> [WRITTEN TASK]: Leave out the pictures and return every entry exactly as it appears.

> [DATA PROVIDED]:
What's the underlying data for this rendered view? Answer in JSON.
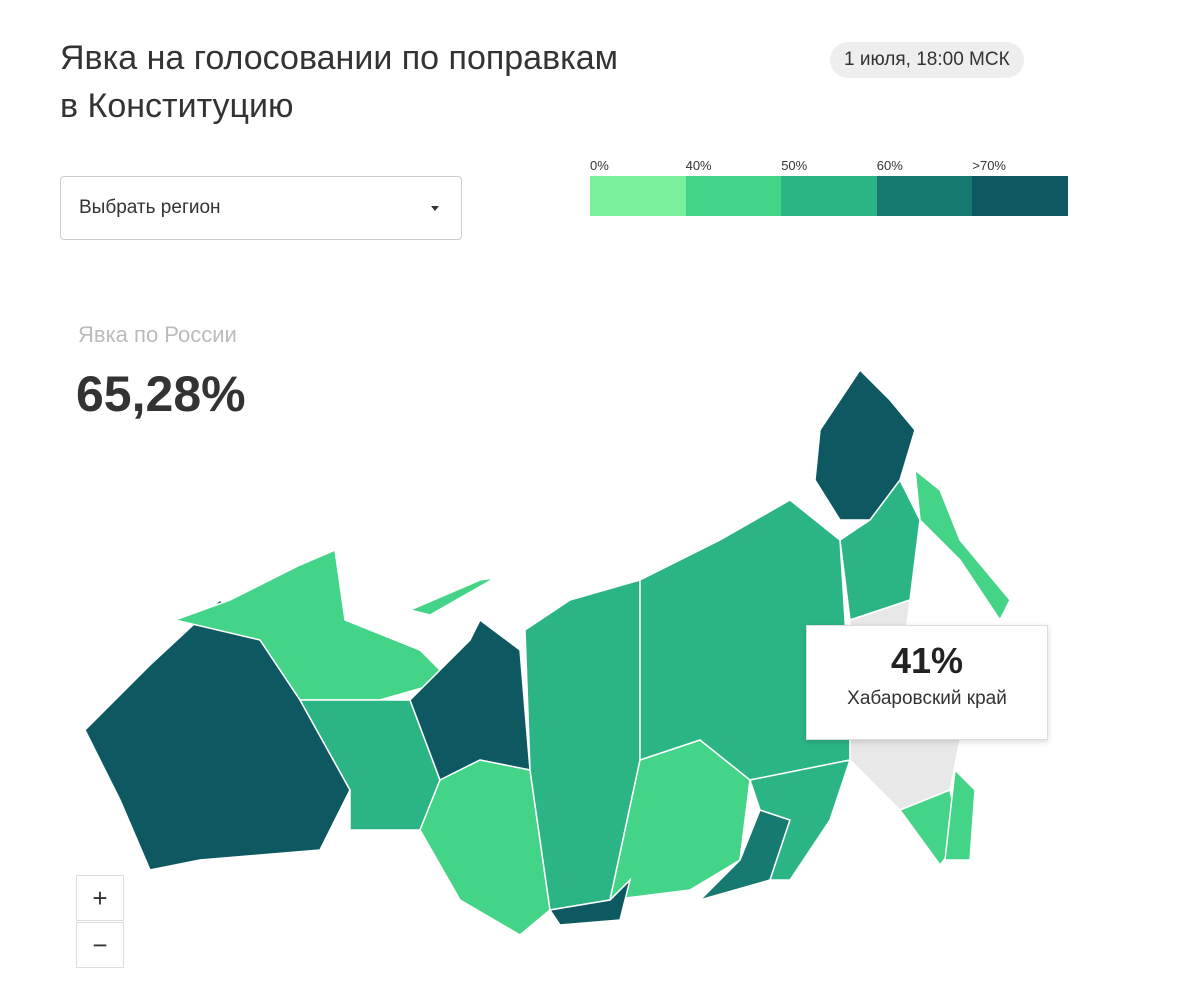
{
  "header": {
    "title_line1": "Явка на голосовании по поправкам",
    "title_line2": "в Конституцию",
    "timestamp": "1 июля, 18:00 МСК"
  },
  "region_select": {
    "placeholder": "Выбрать регион"
  },
  "legend": {
    "items": [
      {
        "label": "0%",
        "color": "#78f09c"
      },
      {
        "label": "40%",
        "color": "#44d487"
      },
      {
        "label": "50%",
        "color": "#2bb585"
      },
      {
        "label": "60%",
        "color": "#177a70"
      },
      {
        "label": ">70%",
        "color": "#0e5862"
      }
    ]
  },
  "national": {
    "label": "Явка по России",
    "value": "65,28%"
  },
  "tooltip": {
    "value": "41%",
    "region": "Хабаровский край"
  },
  "zoom": {
    "in": "+",
    "out": "−"
  }
}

> [WRITTEN REPLY]:
What's the underlying data for this rendered view? Answer in JSON.
{
  "header": {
    "title_line1": "Явка на голосовании по поправкам",
    "title_line2": "в Конституцию",
    "timestamp": "1 июля, 18:00 МСК"
  },
  "region_select": {
    "placeholder": "Выбрать регион"
  },
  "legend": {
    "items": [
      {
        "label": "0%",
        "color": "#78f09c"
      },
      {
        "label": "40%",
        "color": "#44d487"
      },
      {
        "label": "50%",
        "color": "#2bb585"
      },
      {
        "label": "60%",
        "color": "#177a70"
      },
      {
        "label": ">70%",
        "color": "#0e5862"
      }
    ]
  },
  "national": {
    "label": "Явка по России",
    "value": "65,28%"
  },
  "tooltip": {
    "value": "41%",
    "region": "Хабаровский край"
  },
  "zoom": {
    "in": "+",
    "out": "−"
  }
}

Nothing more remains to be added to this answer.